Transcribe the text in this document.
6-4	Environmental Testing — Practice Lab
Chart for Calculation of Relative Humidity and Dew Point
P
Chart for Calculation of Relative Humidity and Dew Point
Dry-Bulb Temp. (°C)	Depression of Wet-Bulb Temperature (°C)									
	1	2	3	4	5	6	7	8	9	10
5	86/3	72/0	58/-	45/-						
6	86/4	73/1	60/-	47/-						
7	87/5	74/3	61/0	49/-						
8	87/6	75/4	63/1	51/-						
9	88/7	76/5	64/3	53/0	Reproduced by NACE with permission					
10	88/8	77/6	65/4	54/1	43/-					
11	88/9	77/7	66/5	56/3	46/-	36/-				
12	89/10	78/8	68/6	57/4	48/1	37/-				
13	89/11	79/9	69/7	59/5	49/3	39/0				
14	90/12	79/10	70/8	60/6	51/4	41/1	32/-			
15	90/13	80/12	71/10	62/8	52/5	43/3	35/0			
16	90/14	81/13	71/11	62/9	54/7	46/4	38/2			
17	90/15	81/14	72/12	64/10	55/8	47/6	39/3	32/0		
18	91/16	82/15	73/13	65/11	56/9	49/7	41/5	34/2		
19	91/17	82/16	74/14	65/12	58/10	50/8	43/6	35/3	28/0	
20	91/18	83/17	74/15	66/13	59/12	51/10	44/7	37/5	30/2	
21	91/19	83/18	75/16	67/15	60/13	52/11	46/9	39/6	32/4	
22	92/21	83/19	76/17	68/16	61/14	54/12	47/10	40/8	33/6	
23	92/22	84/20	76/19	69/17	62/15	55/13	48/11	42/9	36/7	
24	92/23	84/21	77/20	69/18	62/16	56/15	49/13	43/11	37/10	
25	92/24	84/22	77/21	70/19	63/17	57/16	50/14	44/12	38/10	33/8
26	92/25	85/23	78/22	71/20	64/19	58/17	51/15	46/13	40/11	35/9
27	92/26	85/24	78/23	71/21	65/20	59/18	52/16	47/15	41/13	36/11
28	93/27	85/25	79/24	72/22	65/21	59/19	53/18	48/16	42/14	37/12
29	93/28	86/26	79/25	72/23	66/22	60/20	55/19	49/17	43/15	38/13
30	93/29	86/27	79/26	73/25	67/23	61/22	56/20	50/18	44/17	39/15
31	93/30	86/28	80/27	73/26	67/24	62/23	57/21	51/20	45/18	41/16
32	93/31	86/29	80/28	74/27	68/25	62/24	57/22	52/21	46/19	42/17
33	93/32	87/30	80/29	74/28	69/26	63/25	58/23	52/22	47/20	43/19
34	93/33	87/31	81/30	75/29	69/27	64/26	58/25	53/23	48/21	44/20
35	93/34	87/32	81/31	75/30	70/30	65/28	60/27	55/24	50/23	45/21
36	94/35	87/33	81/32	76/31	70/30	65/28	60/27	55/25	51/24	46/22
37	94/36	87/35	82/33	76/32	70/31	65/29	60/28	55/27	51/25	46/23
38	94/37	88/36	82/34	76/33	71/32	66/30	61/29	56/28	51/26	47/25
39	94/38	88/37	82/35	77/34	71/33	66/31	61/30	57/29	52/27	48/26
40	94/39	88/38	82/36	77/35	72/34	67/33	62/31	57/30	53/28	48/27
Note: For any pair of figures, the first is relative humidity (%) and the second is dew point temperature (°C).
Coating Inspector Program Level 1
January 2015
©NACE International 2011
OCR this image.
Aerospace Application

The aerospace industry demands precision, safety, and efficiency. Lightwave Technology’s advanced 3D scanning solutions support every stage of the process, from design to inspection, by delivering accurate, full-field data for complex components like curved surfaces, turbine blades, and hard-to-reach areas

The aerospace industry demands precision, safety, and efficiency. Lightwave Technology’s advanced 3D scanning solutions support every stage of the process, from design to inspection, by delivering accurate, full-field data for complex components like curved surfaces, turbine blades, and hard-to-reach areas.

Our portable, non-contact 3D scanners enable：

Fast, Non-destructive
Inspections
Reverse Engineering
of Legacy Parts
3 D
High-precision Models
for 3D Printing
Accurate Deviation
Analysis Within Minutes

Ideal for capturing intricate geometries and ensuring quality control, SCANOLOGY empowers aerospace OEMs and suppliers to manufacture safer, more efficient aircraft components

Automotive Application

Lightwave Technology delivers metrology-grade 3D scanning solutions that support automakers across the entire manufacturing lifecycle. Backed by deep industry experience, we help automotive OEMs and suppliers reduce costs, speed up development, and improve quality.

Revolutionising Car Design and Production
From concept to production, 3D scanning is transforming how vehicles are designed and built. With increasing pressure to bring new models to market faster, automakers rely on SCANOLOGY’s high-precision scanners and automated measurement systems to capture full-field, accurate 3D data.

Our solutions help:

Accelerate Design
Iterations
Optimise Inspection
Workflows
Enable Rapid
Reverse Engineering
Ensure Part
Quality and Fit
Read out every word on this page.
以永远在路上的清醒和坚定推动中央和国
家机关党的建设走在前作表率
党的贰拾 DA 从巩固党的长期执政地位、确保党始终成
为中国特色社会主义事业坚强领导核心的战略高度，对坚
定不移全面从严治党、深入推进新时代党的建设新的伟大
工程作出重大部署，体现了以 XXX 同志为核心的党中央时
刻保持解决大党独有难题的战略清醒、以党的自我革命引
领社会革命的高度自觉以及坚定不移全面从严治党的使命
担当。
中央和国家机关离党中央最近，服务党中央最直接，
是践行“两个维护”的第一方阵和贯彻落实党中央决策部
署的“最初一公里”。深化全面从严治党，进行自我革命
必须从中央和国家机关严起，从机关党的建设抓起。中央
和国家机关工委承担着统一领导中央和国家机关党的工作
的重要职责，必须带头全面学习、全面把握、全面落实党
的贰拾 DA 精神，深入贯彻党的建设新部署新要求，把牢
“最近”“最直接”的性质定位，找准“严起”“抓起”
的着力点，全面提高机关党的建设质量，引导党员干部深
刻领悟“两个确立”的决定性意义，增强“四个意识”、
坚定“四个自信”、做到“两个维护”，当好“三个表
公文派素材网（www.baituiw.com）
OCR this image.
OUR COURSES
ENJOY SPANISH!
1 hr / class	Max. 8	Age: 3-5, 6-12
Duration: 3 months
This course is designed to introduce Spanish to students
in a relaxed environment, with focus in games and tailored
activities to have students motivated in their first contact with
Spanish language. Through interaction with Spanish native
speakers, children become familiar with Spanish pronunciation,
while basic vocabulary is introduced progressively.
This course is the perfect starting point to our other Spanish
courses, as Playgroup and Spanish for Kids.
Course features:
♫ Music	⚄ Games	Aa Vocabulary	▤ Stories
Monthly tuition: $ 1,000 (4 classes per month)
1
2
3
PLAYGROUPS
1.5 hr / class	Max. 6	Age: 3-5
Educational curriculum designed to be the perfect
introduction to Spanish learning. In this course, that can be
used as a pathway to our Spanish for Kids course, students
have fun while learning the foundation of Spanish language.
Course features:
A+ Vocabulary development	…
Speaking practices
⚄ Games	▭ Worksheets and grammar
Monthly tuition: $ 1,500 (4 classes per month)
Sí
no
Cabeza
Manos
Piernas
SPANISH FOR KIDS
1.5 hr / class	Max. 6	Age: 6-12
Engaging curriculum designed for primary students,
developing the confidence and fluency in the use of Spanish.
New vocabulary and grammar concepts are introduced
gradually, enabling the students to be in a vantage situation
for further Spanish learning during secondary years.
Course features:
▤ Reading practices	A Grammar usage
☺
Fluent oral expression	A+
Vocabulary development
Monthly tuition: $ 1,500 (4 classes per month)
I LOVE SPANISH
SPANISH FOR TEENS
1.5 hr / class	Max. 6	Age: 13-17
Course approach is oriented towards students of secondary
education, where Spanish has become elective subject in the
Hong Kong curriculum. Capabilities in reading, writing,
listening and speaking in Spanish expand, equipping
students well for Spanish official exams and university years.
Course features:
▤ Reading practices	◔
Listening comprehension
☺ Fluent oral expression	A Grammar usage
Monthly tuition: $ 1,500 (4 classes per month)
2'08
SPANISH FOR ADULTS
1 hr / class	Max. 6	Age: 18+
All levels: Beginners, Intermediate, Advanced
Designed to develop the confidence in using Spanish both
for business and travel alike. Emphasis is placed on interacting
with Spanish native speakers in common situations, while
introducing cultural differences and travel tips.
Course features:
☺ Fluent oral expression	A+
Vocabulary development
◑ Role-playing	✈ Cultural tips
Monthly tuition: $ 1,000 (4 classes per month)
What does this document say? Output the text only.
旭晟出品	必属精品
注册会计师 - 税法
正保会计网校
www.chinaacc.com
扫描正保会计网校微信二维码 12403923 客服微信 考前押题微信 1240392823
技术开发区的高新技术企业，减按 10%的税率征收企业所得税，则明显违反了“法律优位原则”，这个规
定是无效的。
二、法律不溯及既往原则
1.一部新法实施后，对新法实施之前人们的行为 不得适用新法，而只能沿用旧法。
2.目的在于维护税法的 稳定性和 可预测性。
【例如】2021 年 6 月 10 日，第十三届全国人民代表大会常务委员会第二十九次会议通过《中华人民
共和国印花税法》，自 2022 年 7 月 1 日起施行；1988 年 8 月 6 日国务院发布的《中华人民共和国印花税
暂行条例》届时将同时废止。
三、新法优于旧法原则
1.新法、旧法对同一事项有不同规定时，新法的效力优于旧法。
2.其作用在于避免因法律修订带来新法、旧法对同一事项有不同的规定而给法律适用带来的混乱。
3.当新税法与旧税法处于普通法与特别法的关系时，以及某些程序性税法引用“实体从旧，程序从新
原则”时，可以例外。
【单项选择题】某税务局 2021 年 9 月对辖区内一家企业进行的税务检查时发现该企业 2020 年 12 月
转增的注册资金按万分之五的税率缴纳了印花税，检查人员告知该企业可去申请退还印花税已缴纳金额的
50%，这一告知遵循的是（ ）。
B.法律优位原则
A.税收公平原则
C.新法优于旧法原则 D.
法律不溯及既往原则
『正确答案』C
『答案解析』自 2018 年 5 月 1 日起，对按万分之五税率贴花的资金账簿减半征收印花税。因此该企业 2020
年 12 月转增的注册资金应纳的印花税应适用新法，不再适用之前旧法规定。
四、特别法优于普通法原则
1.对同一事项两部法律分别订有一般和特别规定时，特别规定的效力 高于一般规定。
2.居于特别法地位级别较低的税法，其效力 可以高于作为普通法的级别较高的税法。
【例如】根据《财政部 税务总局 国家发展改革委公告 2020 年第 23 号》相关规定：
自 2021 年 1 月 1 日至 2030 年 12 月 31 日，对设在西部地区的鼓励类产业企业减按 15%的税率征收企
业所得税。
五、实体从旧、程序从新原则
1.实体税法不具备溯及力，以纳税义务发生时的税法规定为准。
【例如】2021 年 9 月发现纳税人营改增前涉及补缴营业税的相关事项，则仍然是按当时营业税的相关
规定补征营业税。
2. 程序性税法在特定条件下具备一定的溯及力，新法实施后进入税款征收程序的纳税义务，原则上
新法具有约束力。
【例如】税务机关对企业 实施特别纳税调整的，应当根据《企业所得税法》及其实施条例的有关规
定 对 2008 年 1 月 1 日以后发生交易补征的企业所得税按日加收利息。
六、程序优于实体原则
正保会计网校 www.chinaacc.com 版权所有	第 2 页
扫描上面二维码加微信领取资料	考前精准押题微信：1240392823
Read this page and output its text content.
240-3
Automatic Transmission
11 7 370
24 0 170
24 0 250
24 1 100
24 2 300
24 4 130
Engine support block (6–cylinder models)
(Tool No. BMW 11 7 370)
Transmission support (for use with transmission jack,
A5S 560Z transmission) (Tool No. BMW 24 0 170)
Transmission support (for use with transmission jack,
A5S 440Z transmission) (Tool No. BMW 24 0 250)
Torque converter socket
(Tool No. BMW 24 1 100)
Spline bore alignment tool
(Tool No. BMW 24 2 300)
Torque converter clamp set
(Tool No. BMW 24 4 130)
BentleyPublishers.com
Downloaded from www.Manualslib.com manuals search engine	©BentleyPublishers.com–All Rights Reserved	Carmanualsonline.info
........
Return only the number of lines in the preceding records that contain the string "while".

_Correct result_
3